**TO DO:** Find the string "revenue" in the records. Copy every line it appears in.

Collected data entries:
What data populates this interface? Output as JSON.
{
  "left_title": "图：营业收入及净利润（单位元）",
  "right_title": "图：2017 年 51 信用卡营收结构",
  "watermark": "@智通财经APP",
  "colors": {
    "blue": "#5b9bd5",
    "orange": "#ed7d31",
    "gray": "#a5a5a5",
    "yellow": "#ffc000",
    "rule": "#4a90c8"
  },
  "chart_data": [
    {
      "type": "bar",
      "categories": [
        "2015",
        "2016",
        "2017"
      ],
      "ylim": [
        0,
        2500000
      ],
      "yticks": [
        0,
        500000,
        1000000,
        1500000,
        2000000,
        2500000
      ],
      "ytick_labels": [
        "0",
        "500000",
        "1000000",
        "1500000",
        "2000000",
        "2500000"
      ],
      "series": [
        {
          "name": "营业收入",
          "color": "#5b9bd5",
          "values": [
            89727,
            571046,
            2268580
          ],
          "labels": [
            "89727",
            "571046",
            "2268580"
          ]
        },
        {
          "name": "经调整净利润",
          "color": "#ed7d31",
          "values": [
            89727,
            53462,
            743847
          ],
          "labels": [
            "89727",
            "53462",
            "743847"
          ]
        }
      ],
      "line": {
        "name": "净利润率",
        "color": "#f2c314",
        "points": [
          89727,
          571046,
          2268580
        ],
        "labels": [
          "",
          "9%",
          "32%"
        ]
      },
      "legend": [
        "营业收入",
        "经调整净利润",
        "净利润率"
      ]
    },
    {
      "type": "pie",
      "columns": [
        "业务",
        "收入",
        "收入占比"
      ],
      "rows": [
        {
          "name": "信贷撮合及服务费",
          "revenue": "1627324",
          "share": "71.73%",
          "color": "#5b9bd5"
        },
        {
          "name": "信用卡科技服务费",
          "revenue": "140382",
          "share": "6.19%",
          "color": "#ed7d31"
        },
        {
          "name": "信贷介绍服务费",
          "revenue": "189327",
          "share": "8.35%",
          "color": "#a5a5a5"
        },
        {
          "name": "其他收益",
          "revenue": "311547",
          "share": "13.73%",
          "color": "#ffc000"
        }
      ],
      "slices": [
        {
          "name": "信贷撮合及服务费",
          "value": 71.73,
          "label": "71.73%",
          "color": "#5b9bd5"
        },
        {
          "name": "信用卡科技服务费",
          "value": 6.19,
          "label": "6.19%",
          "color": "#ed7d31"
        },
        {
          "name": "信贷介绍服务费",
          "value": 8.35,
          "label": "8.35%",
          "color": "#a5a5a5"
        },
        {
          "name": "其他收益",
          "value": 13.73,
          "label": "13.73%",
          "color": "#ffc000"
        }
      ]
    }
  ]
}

--

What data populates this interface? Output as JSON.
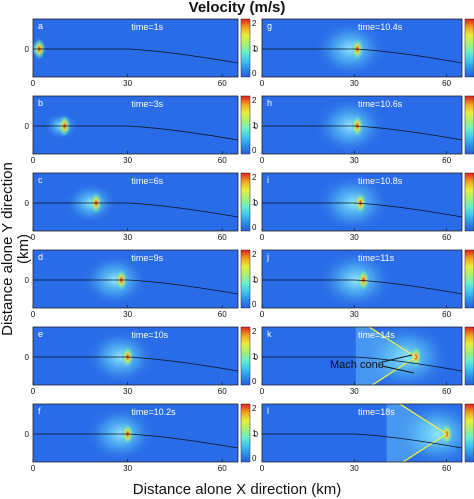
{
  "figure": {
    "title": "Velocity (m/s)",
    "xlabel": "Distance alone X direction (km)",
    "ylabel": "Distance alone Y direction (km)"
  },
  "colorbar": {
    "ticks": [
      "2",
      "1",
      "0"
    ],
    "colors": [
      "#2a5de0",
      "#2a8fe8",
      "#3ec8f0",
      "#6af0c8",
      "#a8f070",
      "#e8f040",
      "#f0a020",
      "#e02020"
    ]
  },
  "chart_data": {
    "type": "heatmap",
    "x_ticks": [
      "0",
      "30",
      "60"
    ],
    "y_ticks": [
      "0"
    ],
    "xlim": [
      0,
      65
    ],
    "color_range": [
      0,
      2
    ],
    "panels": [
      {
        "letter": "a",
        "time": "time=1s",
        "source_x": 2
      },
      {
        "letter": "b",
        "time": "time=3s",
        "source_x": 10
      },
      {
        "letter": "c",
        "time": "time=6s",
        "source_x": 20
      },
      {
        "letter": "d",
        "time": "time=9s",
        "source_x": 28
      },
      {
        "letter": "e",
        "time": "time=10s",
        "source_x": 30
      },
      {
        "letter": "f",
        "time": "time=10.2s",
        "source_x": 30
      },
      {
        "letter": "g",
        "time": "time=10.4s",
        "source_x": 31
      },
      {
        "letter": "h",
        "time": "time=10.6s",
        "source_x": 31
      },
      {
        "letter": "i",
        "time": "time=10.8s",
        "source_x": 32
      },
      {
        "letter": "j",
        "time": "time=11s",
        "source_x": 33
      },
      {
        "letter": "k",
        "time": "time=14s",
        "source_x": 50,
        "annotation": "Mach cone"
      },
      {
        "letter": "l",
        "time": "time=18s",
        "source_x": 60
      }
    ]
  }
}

**PROBLEM SOLUTION:**
          "revenue": "1627324",
          "revenue": "140382",
          "revenue": "189327",
          "revenue": "311547",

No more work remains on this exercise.